Instruction.
Go through the entries one line at a time, and gather every line that has the word "Ростова".

=== Dataset content ===

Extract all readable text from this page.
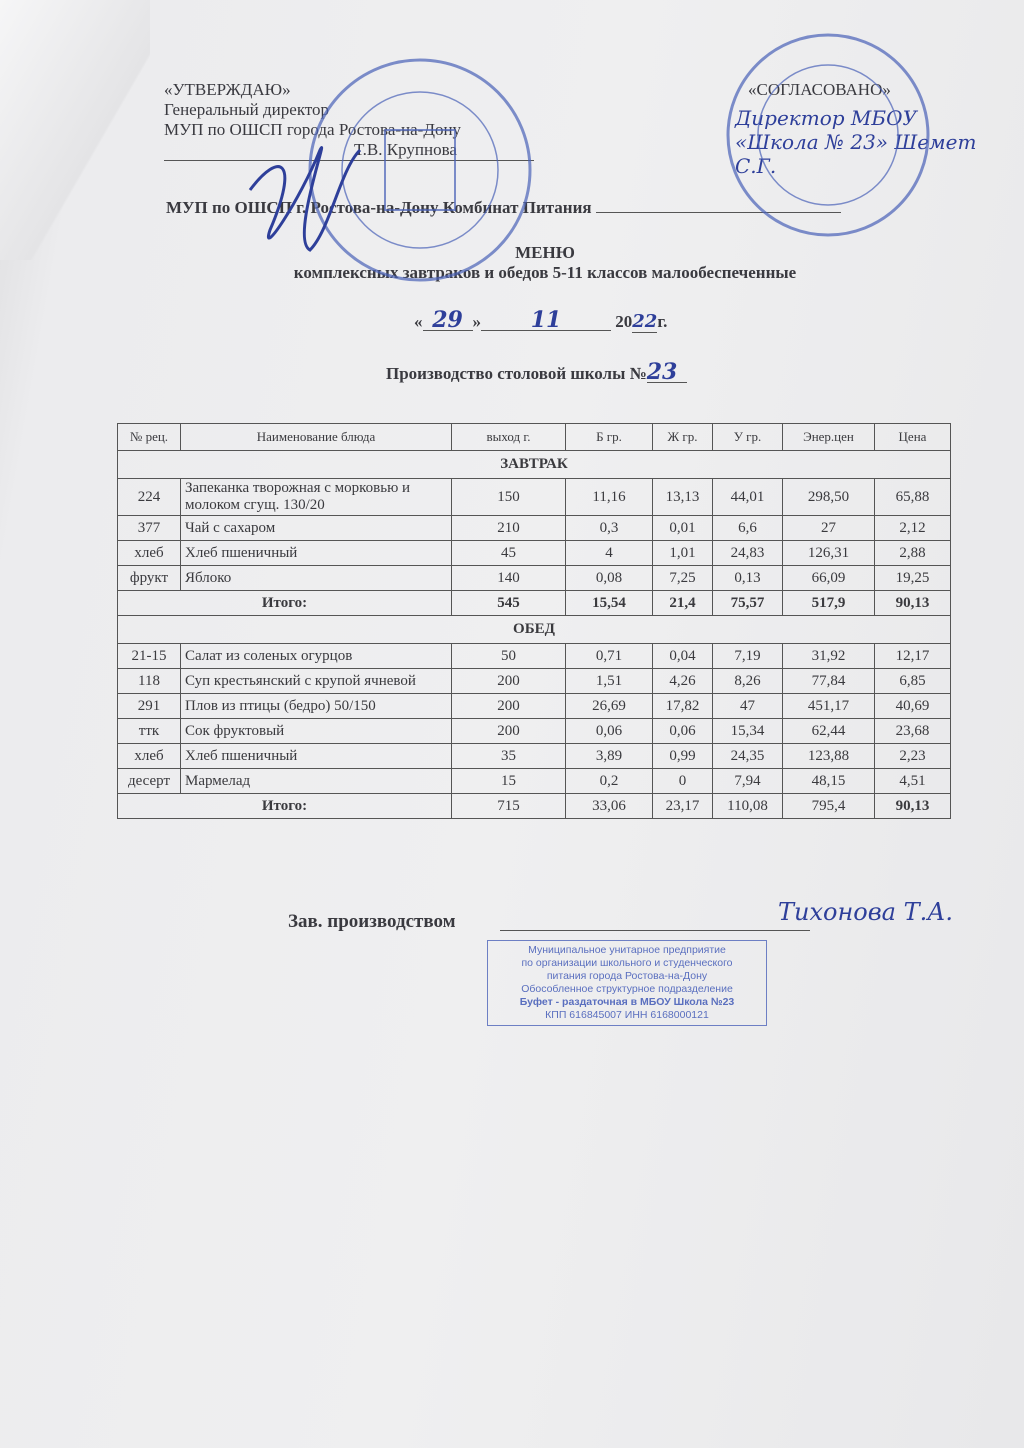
«УТВЕРЖДАЮ»
Генеральный директор
МУП по ОШСП города Ростова-на-Дону
Т.В. Крупнова
«СОГЛАСОВАНО»
Директор МБОУ «Школа № 23» Шемет С.Г.
МУП по ОШСП г. Ростова-на-Дону Комбинат Питания
МЕНЮ
комплексных завтраков и обедов 5-11 классов малообеспеченные
« 29 » 11	2022г.
Производство столовой школы №23
№ рец.	Наименование блюда	выход г.	Б гр.	Ж гр.	У гр.	Энер.цен	Цена
ЗАВТРАК							
224	Запеканка творожная с морковью и молоком сгущ. 130/20	150	11,16	13,13	44,01	298,50	65,88
377	Чай с сахаром	210	0,3	0,01	6,6	27	2,12
хлеб	Хлеб пшеничный	45	4	1,01	24,83	126,31	2,88
фрукт	Яблоко	140	0,08	7,25	0,13	66,09	19,25
Итого:		545	15,54	21,4	75,57	517,9	90,13
ОБЕД							
21-15	Салат из соленых огурцов	50	0,71	0,04	7,19	31,92	12,17
118	Суп крестьянский с крупой ячневой	200	1,51	4,26	8,26	77,84	6,85
291	Плов из птицы (бедро) 50/150	200	26,69	17,82	47	451,17	40,69
ттк	Сок фруктовый	200	0,06	0,06	15,34	62,44	23,68
хлеб	Хлеб пшеничный	35	3,89	0,99	24,35	123,88	2,23
десерт	Мармелад	15	0,2	0	7,94	48,15	4,51
Итого:		715	33,06	23,17	110,08	795,4	90,13
Зав. производством	Тихонова Т.А.
Муниципальное унитарное предприятие
по организации школьного и студенческого
питания города Ростова-на-Дону
Обособленное структурное подразделение
Буфет - раздаточная в МБОУ Школа №23
КПП 616845007 ИНН 6168000121
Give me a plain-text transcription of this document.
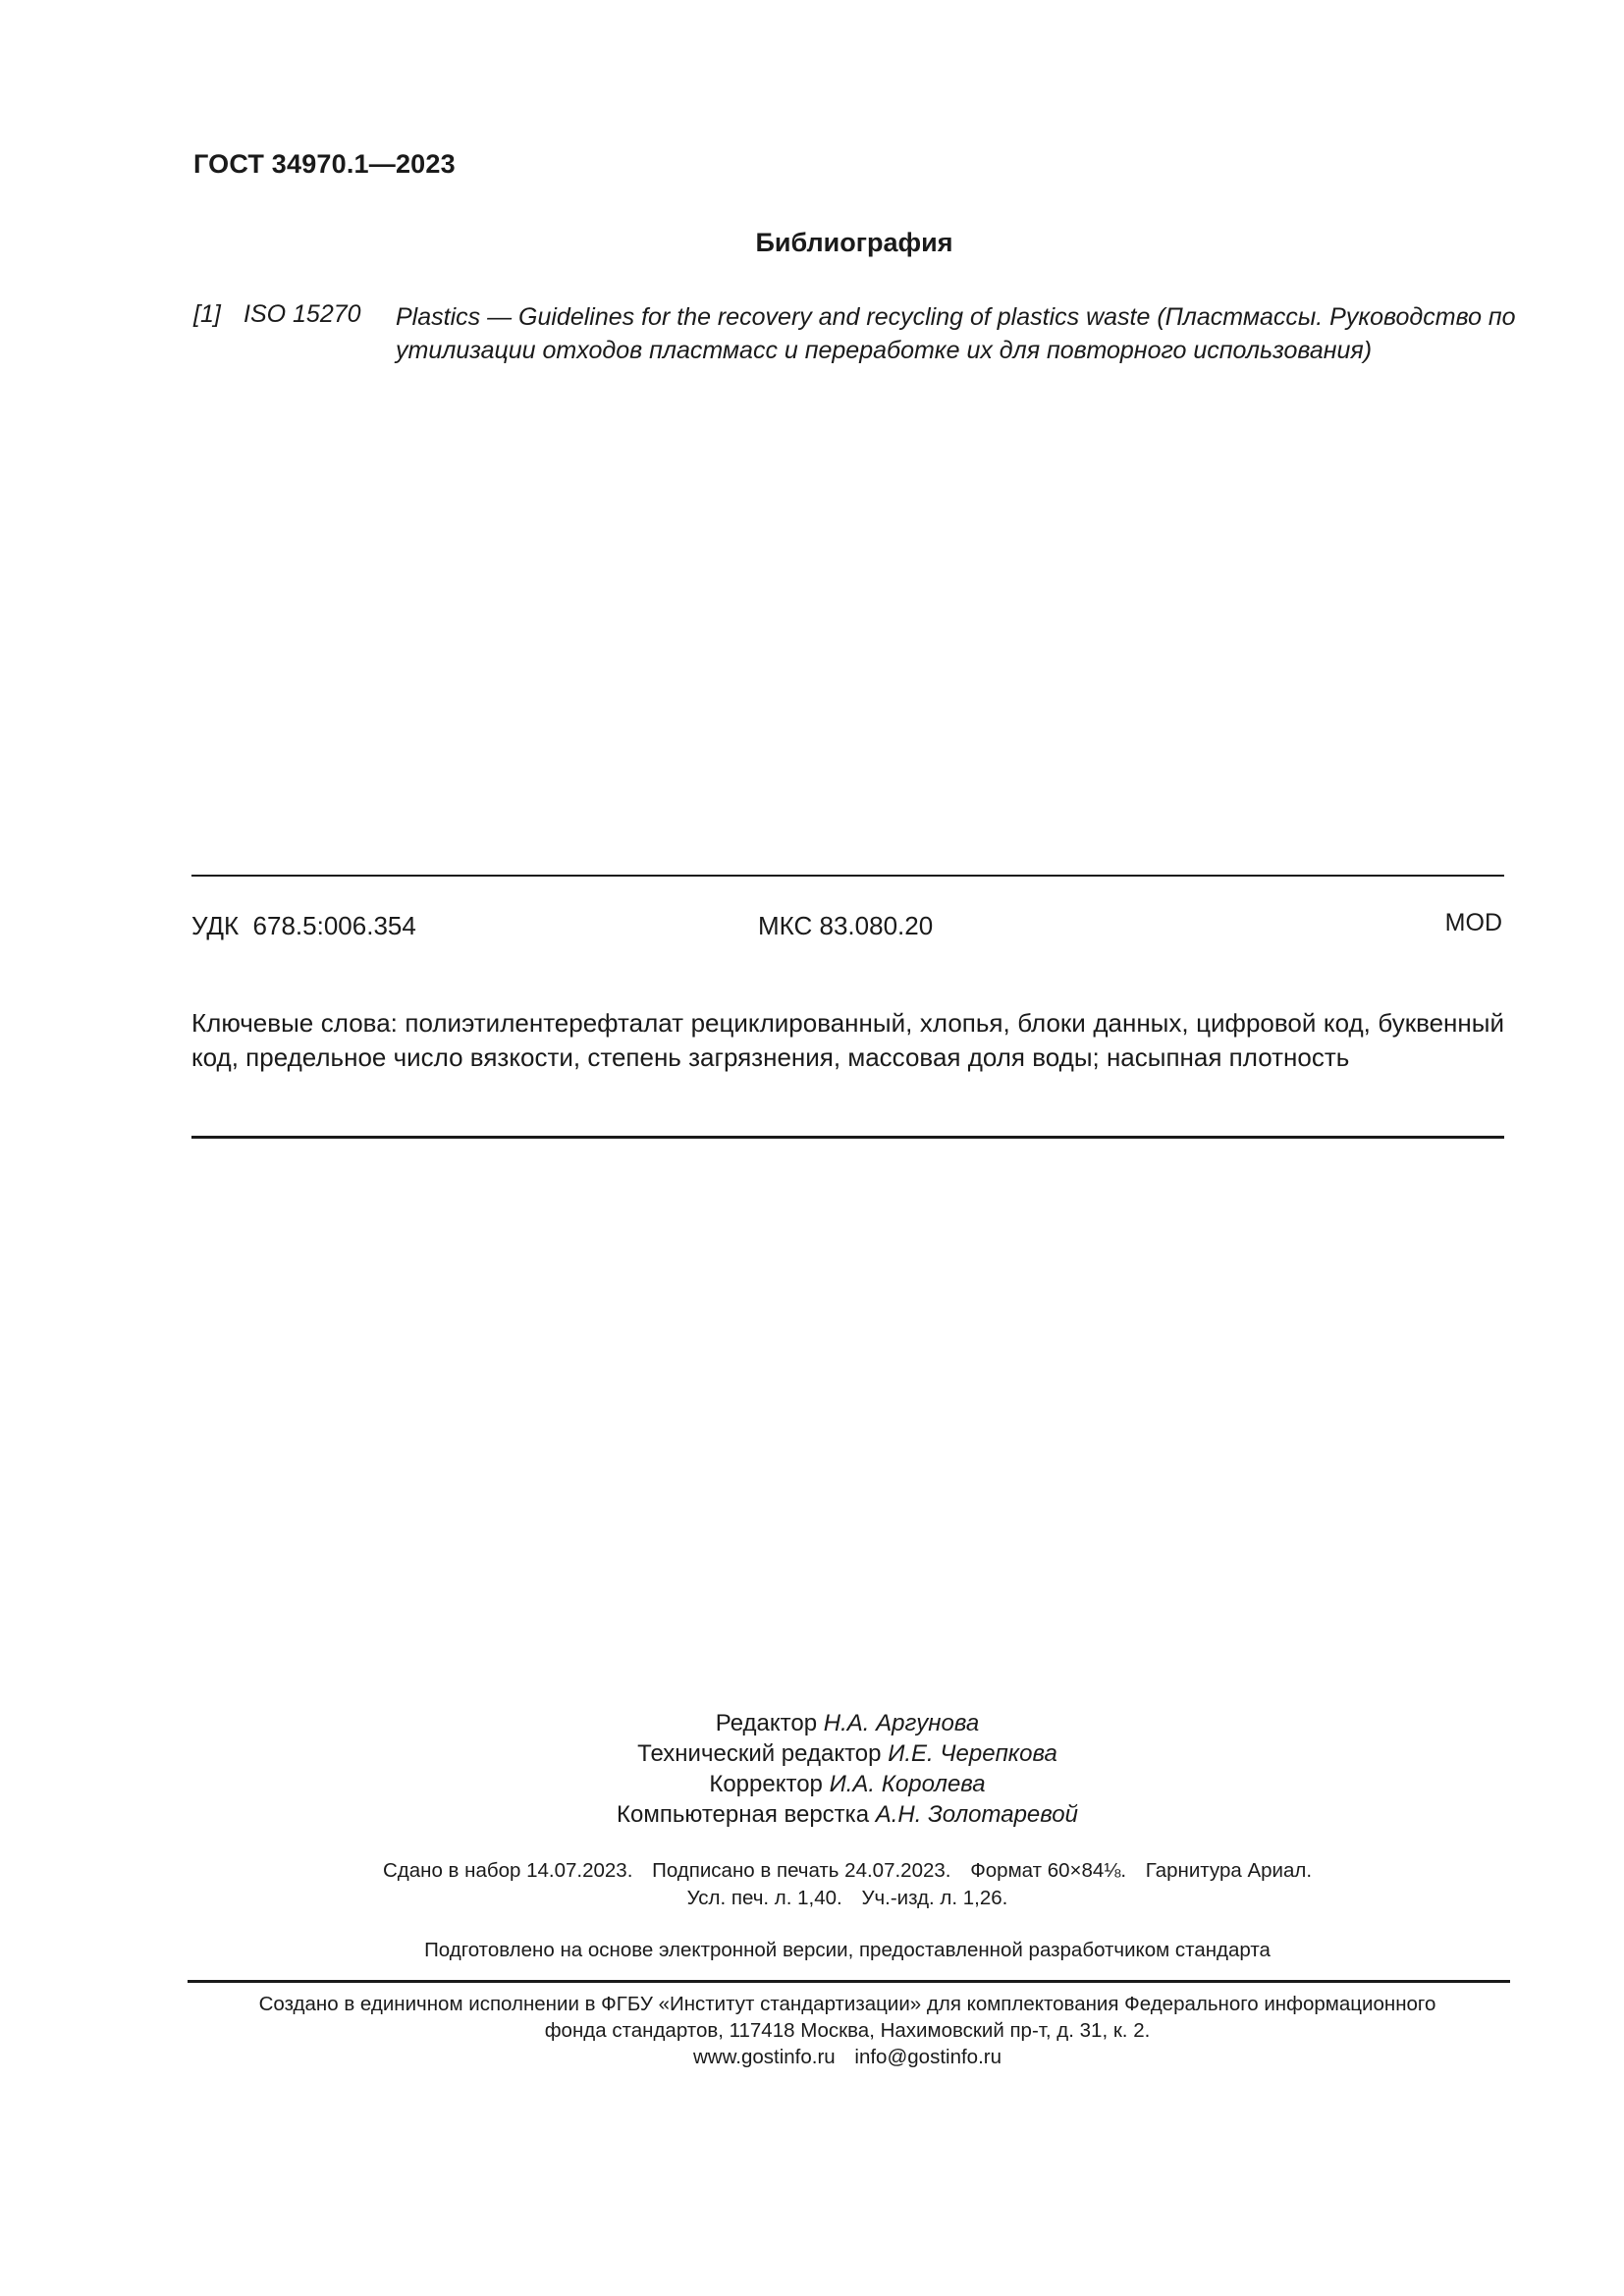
ГОСТ 34970.1—2023
Библиография
[1] ISO 15270 Plastics — Guidelines for the recovery and recycling of plastics waste (Пластмассы. Руководство по утилизации отходов пластмасс и переработке их для повторного использования)
УДК  678.5:006.354	МКС 83.080.20	MOD
Ключевые слова: полиэтилентерефталат рециклированный, хлопья, блоки данных, цифровой код, буквенный код, предельное число вязкости, степень загрязнения, массовая доля воды; насыпная плотность
Редактор Н.А. Аргунова
Технический редактор И.Е. Черепкова
Корректор И.А. Королева
Компьютерная верстка А.Н. Золотаревой
Сдано в набор 14.07.2023. Подписано в печать 24.07.2023. Формат 60×84⅛. Гарнитура Ариал.
Усл. печ. л. 1,40. Уч.-изд. л. 1,26.
Подготовлено на основе электронной версии, предоставленной разработчиком стандарта
Создано в единичном исполнении в ФГБУ «Институт стандартизации» для комплектования Федерального информационного
фонда стандартов, 117418 Москва, Нахимовский пр-т, д. 31, к. 2.
www.gostinfo.ru info@gostinfo.ru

===

The solution.
МУП по ОШСП города Ростова-на-Дону
МУП по ОШСП г. Ростова-на-Дону Комбинат Питания
питания города Ростова-на-Дону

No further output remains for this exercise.